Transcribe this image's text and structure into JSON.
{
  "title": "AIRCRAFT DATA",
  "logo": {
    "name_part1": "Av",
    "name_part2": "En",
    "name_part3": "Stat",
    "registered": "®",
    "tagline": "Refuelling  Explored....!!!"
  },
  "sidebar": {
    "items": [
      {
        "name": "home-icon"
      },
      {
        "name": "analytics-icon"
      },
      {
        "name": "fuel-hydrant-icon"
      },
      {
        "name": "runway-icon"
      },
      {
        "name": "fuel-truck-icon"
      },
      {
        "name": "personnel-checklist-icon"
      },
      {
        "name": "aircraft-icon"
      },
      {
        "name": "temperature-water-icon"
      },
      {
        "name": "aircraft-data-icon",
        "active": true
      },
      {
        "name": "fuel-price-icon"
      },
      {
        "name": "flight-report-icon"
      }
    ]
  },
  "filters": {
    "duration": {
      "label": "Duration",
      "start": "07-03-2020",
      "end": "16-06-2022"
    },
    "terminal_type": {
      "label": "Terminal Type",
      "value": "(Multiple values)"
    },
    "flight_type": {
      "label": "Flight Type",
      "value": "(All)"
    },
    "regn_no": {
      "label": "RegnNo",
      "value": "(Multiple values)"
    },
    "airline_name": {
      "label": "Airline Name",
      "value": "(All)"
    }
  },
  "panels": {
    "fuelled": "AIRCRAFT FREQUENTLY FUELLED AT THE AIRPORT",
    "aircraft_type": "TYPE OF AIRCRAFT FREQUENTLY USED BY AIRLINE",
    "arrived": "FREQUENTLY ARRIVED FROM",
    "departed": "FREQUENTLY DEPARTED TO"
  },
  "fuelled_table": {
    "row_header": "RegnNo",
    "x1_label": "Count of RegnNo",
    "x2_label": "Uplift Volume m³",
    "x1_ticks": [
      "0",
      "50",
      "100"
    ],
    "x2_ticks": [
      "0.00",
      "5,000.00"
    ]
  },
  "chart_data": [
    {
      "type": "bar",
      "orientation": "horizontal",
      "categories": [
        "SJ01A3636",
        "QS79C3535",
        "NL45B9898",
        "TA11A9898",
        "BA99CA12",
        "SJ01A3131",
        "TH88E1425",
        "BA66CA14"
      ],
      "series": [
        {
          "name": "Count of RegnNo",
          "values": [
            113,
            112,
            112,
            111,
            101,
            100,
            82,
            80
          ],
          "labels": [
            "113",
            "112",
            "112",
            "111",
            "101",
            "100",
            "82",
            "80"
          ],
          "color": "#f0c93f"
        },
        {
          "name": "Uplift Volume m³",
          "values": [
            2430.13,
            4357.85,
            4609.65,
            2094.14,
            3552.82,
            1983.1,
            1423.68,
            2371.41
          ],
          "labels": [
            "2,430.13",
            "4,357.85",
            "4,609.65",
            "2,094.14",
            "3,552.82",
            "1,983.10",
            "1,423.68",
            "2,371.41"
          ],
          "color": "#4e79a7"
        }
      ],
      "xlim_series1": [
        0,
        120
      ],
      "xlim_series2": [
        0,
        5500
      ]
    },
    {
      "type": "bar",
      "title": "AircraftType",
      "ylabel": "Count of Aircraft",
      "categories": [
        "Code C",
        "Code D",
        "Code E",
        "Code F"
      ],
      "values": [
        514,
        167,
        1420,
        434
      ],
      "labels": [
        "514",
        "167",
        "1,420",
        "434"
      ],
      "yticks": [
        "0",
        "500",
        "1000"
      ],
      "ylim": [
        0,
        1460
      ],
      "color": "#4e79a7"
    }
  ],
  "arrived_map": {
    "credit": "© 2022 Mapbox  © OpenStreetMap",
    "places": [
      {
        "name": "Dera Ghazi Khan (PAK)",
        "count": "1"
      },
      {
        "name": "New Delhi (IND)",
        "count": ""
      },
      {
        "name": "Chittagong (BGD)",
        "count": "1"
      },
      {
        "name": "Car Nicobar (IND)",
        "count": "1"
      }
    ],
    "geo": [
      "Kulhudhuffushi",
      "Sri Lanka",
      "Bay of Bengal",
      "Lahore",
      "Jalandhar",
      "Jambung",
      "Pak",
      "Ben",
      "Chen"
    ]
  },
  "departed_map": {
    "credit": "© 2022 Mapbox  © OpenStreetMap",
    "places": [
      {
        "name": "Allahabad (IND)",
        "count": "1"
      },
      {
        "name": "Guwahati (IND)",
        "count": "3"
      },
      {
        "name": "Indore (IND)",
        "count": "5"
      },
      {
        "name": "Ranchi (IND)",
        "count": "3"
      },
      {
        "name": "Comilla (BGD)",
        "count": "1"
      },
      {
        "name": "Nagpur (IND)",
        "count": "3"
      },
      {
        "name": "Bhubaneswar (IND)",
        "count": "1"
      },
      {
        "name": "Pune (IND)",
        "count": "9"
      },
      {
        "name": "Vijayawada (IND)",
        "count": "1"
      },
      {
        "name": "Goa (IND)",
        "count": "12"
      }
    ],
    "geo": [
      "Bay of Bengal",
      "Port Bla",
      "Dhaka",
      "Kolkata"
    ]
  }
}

◇ ◇ ◇ ◇ ◇

◆ **What to do**: Exactly reproduce every line of the records.

◆ **Task response**:
Transcribe this image's text and structure into JSON.
{
  "title": "AIRCRAFT DATA",
  "logo": {
    "name_part1": "Av",
    "name_part2": "En",
    "name_part3": "Stat",
    "registered": "®",
    "tagline": "Refuelling  Explored....!!!"
  },
  "sidebar": {
    "items": [
      {
        "name": "home-icon"
      },
      {
        "name": "analytics-icon"
      },
      {
        "name": "fuel-hydrant-icon"
      },
      {
        "name": "runway-icon"
      },
      {
        "name": "fuel-truck-icon"
      },
      {
        "name": "personnel-checklist-icon"
      },
      {
        "name": "aircraft-icon"
      },
      {
        "name": "temperature-water-icon"
      },
      {
        "name": "aircraft-data-icon",
        "active": true
      },
      {
        "name": "fuel-price-icon"
      },
      {
        "name": "flight-report-icon"
      }
    ]
  },
  "filters": {
    "duration": {
      "label": "Duration",
      "start": "07-03-2020",
      "end": "16-06-2022"
    },
    "terminal_type": {
      "label": "Terminal Type",
      "value": "(Multiple values)"
    },
    "flight_type": {
      "label": "Flight Type",
      "value": "(All)"
    },
    "regn_no": {
      "label": "RegnNo",
      "value": "(Multiple values)"
    },
    "airline_name": {
      "label": "Airline Name",
      "value": "(All)"
    }
  },
  "panels": {
    "fuelled": "AIRCRAFT FREQUENTLY FUELLED AT THE AIRPORT",
    "aircraft_type": "TYPE OF AIRCRAFT FREQUENTLY USED BY AIRLINE",
    "arrived": "FREQUENTLY ARRIVED FROM",
    "departed": "FREQUENTLY DEPARTED TO"
  },
  "fuelled_table": {
    "row_header": "RegnNo",
    "x1_label": "Count of RegnNo",
    "x2_label": "Uplift Volume m³",
    "x1_ticks": [
      "0",
      "50",
      "100"
    ],
    "x2_ticks": [
      "0.00",
      "5,000.00"
    ]
  },
  "chart_data": [
    {
      "type": "bar",
      "orientation": "horizontal",
      "categories": [
        "SJ01A3636",
        "QS79C3535",
        "NL45B9898",
        "TA11A9898",
        "BA99CA12",
        "SJ01A3131",
        "TH88E1425",
        "BA66CA14"
      ],
      "series": [
        {
          "name": "Count of RegnNo",
          "values": [
            113,
            112,
            112,
            111,
            101,
            100,
            82,
            80
          ],
          "labels": [
            "113",
            "112",
            "112",
            "111",
            "101",
            "100",
            "82",
            "80"
          ],
          "color": "#f0c93f"
        },
        {
          "name": "Uplift Volume m³",
          "values": [
            2430.13,
            4357.85,
            4609.65,
            2094.14,
            3552.82,
            1983.1,
            1423.68,
            2371.41
          ],
          "labels": [
            "2,430.13",
            "4,357.85",
            "4,609.65",
            "2,094.14",
            "3,552.82",
            "1,983.10",
            "1,423.68",
            "2,371.41"
          ],
          "color": "#4e79a7"
        }
      ],
      "xlim_series1": [
        0,
        120
      ],
      "xlim_series2": [
        0,
        5500
      ]
    },
    {
      "type": "bar",
      "title": "AircraftType",
      "ylabel": "Count of Aircraft",
      "categories": [
        "Code C",
        "Code D",
        "Code E",
        "Code F"
      ],
      "values": [
        514,
        167,
        1420,
        434
      ],
      "labels": [
        "514",
        "167",
        "1,420",
        "434"
      ],
      "yticks": [
        "0",
        "500",
        "1000"
      ],
      "ylim": [
        0,
        1460
      ],
      "color": "#4e79a7"
    }
  ],
  "arrived_map": {
    "credit": "© 2022 Mapbox  © OpenStreetMap",
    "places": [
      {
        "name": "Dera Ghazi Khan (PAK)",
        "count": "1"
      },
      {
        "name": "New Delhi (IND)",
        "count": ""
      },
      {
        "name": "Chittagong (BGD)",
        "count": "1"
      },
      {
        "name": "Car Nicobar (IND)",
        "count": "1"
      }
    ],
    "geo": [
      "Kulhudhuffushi",
      "Sri Lanka",
      "Bay of Bengal",
      "Lahore",
      "Jalandhar",
      "Jambung",
      "Pak",
      "Ben",
      "Chen"
    ]
  },
  "departed_map": {
    "credit": "© 2022 Mapbox  © OpenStreetMap",
    "places": [
      {
        "name": "Allahabad (IND)",
        "count": "1"
      },
      {
        "name": "Guwahati (IND)",
        "count": "3"
      },
      {
        "name": "Indore (IND)",
        "count": "5"
      },
      {
        "name": "Ranchi (IND)",
        "count": "3"
      },
      {
        "name": "Comilla (BGD)",
        "count": "1"
      },
      {
        "name": "Nagpur (IND)",
        "count": "3"
      },
      {
        "name": "Bhubaneswar (IND)",
        "count": "1"
      },
      {
        "name": "Pune (IND)",
        "count": "9"
      },
      {
        "name": "Vijayawada (IND)",
        "count": "1"
      },
      {
        "name": "Goa (IND)",
        "count": "12"
      }
    ],
    "geo": [
      "Bay of Bengal",
      "Port Bla",
      "Dhaka",
      "Kolkata"
    ]
  }
}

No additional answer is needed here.